(Box annotation data)
— Begin —

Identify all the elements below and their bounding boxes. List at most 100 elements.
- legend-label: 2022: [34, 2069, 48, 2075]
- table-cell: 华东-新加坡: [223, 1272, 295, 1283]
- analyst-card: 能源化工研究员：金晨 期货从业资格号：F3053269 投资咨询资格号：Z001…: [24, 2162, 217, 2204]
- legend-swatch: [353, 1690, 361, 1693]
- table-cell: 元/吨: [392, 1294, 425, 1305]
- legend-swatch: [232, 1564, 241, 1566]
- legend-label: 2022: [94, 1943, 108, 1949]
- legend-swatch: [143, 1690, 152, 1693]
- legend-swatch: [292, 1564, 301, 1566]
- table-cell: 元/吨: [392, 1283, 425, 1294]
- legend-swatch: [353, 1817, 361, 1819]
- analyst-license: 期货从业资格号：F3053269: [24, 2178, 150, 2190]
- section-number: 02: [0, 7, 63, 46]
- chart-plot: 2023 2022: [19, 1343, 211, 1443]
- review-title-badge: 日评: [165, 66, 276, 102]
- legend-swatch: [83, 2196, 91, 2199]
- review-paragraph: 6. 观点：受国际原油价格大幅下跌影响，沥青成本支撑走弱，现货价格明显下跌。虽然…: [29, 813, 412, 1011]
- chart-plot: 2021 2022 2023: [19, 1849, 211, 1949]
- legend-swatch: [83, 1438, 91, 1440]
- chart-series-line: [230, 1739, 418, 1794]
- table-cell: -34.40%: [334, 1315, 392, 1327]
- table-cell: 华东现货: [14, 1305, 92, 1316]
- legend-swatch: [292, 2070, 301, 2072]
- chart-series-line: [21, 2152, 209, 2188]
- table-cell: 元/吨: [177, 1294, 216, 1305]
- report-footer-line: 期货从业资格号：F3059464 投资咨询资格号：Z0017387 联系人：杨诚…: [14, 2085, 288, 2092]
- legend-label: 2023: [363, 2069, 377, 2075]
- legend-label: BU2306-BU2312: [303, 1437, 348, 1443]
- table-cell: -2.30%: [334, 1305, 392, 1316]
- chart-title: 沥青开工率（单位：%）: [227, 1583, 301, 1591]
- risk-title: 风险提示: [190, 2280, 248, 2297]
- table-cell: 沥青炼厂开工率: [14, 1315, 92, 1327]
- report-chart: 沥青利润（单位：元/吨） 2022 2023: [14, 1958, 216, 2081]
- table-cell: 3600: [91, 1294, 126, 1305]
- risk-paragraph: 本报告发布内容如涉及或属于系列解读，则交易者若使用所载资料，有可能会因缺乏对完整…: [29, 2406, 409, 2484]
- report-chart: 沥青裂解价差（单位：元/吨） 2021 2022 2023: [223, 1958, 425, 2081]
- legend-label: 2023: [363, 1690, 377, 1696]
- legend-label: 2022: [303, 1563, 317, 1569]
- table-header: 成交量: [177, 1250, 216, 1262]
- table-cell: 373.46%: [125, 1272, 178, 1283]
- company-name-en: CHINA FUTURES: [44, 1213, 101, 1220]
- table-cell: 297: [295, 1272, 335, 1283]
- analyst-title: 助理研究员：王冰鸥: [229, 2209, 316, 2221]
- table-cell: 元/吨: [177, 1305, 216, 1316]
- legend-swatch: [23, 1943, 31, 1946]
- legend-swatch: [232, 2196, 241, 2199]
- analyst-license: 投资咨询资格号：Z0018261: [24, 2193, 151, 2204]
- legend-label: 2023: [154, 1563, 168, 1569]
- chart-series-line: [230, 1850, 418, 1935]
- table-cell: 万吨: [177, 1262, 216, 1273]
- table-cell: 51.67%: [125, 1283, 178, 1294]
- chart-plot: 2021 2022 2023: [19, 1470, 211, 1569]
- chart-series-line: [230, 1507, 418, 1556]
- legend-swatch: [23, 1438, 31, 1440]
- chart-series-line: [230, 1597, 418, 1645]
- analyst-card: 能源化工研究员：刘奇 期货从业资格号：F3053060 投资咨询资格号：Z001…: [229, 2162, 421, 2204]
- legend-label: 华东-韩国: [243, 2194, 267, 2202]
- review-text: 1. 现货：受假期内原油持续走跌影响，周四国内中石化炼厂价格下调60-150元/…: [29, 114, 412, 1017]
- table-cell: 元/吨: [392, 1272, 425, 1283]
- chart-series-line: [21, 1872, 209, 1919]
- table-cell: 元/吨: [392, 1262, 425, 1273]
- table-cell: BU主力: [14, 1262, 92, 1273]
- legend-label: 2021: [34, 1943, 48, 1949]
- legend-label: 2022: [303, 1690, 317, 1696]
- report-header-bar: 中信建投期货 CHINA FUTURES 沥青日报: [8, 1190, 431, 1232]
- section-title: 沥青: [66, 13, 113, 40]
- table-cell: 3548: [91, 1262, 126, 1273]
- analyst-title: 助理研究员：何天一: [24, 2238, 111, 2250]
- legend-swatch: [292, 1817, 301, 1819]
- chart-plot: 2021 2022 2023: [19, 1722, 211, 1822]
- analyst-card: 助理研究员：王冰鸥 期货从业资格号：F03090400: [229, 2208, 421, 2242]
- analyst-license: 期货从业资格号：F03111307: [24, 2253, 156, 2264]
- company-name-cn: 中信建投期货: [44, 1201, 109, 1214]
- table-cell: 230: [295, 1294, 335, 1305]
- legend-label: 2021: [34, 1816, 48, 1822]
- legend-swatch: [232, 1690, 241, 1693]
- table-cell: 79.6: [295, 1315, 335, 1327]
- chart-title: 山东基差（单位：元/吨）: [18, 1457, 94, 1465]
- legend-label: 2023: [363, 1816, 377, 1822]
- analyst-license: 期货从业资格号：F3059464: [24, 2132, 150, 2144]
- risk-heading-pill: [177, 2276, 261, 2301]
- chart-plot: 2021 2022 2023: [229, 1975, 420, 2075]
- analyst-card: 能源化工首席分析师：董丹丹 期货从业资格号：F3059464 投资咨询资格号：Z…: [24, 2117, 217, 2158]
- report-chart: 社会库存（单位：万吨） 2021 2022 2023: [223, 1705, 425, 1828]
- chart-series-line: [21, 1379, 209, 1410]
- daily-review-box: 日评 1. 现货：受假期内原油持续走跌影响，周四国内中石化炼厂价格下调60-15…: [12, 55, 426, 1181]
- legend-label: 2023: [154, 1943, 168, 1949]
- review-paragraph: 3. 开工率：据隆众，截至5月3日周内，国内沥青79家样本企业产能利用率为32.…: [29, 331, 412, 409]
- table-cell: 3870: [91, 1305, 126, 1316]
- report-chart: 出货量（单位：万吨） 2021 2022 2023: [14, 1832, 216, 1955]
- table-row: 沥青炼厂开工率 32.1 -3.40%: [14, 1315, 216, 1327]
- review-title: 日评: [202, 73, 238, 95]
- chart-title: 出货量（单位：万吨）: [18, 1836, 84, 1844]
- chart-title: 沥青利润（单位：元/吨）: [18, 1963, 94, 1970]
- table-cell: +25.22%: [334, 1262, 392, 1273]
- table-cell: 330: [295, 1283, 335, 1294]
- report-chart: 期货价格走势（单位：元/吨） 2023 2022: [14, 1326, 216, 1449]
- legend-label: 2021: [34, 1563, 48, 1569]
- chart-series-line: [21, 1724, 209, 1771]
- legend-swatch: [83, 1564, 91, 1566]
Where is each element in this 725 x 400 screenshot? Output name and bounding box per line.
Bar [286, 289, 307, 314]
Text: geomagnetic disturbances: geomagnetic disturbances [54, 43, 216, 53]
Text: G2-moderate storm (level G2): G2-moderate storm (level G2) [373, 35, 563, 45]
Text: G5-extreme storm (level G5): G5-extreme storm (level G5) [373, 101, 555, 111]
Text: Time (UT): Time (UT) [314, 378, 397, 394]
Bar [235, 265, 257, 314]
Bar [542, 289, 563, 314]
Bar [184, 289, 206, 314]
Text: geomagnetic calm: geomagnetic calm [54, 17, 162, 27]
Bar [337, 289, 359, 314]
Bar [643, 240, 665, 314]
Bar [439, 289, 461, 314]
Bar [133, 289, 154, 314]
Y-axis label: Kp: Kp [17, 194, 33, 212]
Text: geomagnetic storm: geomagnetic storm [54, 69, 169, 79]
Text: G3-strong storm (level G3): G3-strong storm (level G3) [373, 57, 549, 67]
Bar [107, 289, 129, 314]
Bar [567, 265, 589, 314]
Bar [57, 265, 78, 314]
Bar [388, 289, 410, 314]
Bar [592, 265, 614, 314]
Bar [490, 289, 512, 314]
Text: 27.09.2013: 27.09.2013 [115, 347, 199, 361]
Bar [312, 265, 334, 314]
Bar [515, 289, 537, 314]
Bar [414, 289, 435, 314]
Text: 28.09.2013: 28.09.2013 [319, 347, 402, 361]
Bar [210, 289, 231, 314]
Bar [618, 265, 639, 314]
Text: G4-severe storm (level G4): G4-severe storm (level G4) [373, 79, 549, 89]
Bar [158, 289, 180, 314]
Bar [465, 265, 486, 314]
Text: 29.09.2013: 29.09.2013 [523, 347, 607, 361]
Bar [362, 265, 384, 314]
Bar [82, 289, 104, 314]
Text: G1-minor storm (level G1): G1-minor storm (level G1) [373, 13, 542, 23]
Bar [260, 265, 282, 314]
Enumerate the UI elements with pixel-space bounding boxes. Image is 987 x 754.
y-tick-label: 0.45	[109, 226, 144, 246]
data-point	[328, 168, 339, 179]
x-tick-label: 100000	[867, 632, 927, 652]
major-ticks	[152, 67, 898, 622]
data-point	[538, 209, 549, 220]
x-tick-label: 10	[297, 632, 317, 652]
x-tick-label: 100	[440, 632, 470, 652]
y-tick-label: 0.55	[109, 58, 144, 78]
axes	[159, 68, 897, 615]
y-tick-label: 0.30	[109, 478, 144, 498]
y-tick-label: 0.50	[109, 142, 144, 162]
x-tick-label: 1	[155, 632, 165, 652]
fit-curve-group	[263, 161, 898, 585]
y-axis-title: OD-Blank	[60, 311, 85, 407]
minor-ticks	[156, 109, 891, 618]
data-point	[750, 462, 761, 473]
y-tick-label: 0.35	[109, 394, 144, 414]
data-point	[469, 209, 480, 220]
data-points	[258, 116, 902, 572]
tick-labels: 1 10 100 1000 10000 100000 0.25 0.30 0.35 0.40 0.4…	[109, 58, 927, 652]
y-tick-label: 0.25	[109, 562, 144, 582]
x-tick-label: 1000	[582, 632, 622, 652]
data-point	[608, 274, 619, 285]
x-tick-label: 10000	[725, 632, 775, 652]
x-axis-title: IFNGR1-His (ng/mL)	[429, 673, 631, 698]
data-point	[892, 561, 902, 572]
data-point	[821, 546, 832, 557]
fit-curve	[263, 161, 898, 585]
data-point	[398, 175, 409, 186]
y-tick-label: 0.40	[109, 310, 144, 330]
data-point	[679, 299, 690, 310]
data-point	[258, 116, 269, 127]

— End —

Task instructions: Convert every line from the start of the records through the line containing "- legend-swatch: [292, 2070, 301, 2072]" into a JSON list of strings, one string per line, skipping any blank lines.

Correct output:
[
  "Identify all the elements below and their bounding boxes. List at most 100 elements.",
  "- legend-label: 2022: [34, 2069, 48, 2075]",
  "- table-cell: 华东-新加坡: [223, 1272, 295, 1283]",
  "- analyst-card: 能源化工研究员：金晨 期货从业资格号：F3053269 投资咨询资格号：Z001…: [24, 2162, 217, 2204]",
  "- legend-swatch: [353, 1690, 361, 1693]",
  "- table-cell: 元/吨: [392, 1294, 425, 1305]",
  "- legend-swatch: [232, 1564, 241, 1566]",
  "- legend-label: 2022: [94, 1943, 108, 1949]",
  "- legend-swatch: [143, 1690, 152, 1693]",
  "- legend-swatch: [292, 1564, 301, 1566]",
  "- table-cell: 元/吨: [392, 1283, 425, 1294]",
  "- legend-swatch: [353, 1817, 361, 1819]",
  "- analyst-license: 期货从业资格号：F3053269: [24, 2178, 150, 2190]",
  "- section-number: 02: [0, 7, 63, 46]",
  "- chart-plot: 2023 2022: [19, 1343, 211, 1443]",
  "- review-title-badge: 日评: [165, 66, 276, 102]",
  "- legend-swatch: [83, 2196, 91, 2199]",
  "- review-paragraph: 6. 观点：受国际原油价格大幅下跌影响，沥青成本支撑走弱，现货价格明显下跌。虽然…: [29, 813, 412, 1011]",
  "- chart-plot: 2021 2022 2023: [19, 1849, 211, 1949]",
  "- legend-swatch: [83, 1438, 91, 1440]",
  "- chart-series-line: [230, 1739, 418, 1794]",
  "- table-cell: -34.40%: [334, 1315, 392, 1327]",
  "- table-cell: 华东现货: [14, 1305, 92, 1316]",
  "- legend-swatch: [292, 2070, 301, 2072]"
]